== TO DO ==
Report how many lines of the entries below contain the word "Lleidatà", and nothing more.

== Records contained in a dataset ==
========================================================================

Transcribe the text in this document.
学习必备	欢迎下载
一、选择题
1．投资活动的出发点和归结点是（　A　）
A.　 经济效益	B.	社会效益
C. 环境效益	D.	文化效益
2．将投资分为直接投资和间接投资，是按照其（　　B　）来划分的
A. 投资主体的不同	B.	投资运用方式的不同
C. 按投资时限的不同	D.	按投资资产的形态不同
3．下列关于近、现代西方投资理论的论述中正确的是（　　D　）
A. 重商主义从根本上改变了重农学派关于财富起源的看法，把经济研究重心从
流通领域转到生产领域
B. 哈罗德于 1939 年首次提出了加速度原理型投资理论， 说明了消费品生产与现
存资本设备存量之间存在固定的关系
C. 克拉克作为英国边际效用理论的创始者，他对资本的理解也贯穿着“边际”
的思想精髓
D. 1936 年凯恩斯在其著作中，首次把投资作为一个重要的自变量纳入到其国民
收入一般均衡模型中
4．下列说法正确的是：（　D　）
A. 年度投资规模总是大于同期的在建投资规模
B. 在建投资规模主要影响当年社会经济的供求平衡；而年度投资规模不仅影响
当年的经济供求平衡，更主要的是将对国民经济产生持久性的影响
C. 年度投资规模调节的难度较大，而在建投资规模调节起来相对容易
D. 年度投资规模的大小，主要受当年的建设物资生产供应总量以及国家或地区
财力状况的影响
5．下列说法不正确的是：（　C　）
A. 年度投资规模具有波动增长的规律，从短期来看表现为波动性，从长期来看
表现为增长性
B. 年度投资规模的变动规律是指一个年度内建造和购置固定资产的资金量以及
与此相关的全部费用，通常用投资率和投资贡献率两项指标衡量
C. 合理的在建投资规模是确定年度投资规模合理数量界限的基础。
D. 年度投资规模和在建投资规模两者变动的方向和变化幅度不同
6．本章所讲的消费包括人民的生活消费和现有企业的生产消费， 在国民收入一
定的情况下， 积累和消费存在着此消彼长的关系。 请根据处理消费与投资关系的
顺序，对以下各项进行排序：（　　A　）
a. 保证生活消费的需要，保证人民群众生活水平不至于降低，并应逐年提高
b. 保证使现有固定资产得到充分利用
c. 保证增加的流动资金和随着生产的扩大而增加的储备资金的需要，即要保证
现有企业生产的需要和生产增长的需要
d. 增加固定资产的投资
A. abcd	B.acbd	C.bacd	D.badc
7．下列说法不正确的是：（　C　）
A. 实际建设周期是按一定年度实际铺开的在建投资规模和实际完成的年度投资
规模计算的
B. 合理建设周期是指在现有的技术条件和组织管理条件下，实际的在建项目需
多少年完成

========================================================================

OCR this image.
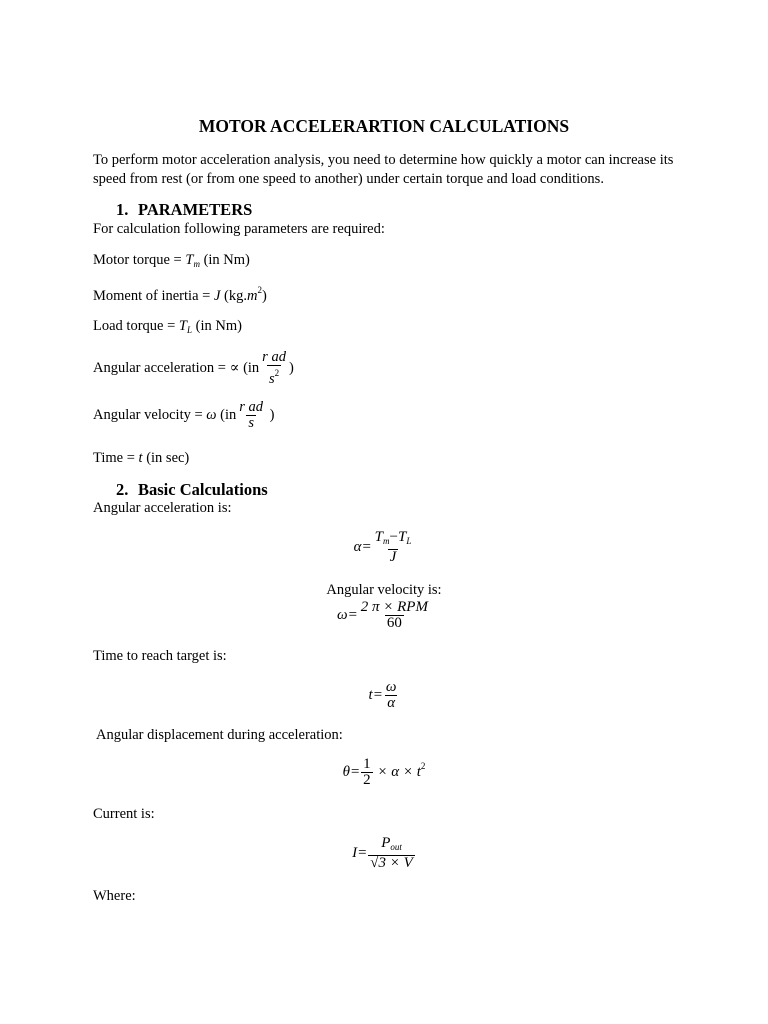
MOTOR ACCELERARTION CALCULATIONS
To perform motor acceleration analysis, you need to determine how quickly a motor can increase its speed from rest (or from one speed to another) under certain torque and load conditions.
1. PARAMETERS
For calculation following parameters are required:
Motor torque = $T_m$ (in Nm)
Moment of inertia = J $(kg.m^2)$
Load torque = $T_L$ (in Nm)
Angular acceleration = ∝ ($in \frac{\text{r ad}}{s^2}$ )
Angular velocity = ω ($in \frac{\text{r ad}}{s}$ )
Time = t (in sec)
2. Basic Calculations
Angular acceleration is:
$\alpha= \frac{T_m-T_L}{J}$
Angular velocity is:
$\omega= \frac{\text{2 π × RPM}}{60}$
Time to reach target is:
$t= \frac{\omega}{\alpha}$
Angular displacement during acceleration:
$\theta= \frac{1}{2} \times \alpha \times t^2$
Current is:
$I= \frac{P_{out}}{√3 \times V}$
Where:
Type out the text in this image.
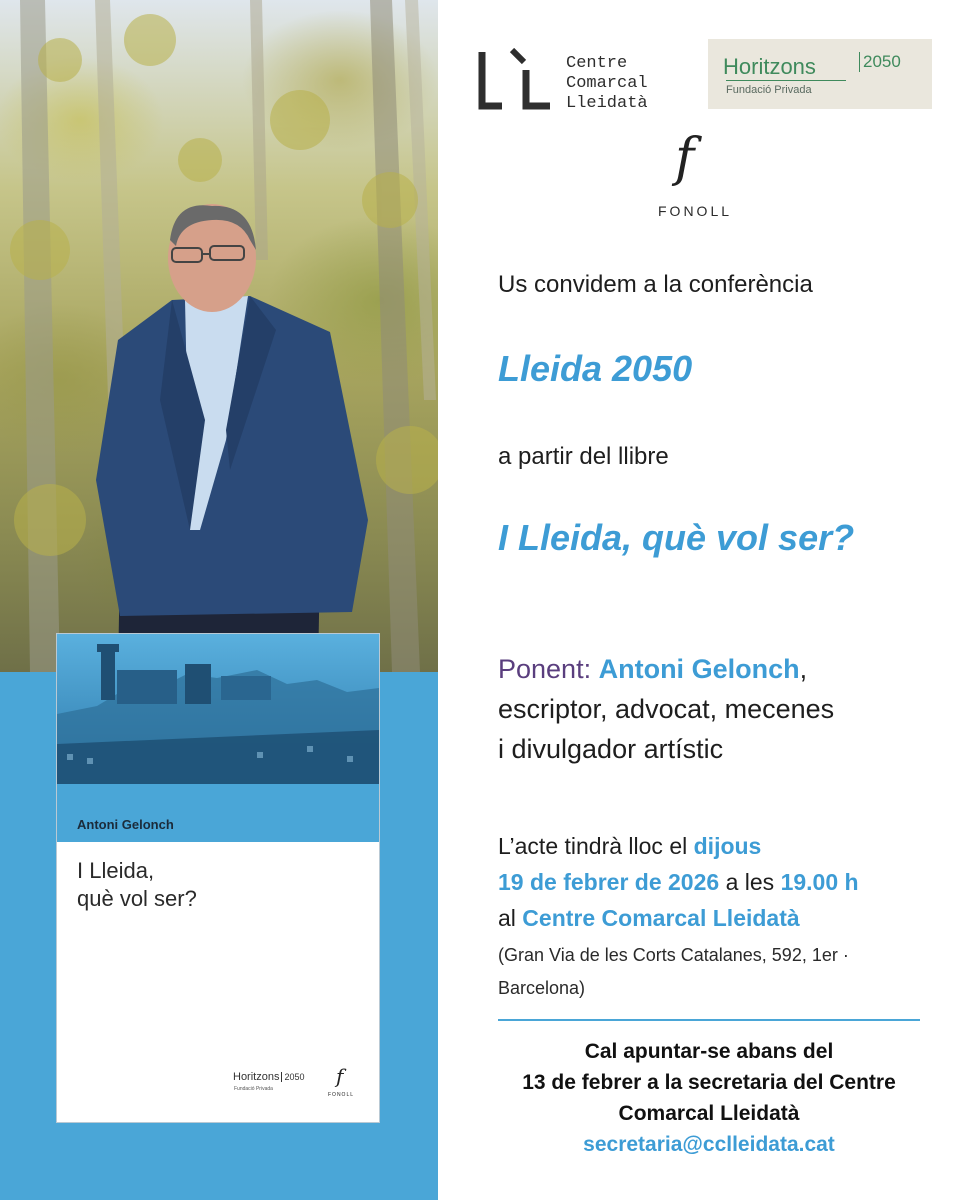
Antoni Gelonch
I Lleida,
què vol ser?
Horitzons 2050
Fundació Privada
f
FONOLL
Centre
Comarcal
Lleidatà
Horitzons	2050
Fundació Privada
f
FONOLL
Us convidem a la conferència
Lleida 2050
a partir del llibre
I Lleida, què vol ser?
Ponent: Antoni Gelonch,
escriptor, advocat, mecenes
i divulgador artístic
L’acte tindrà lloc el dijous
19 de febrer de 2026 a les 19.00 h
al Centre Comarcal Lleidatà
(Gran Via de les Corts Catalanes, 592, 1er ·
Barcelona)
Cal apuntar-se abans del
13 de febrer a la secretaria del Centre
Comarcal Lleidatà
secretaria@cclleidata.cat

========================================================================

== COMPLETED EXERCISE ==
3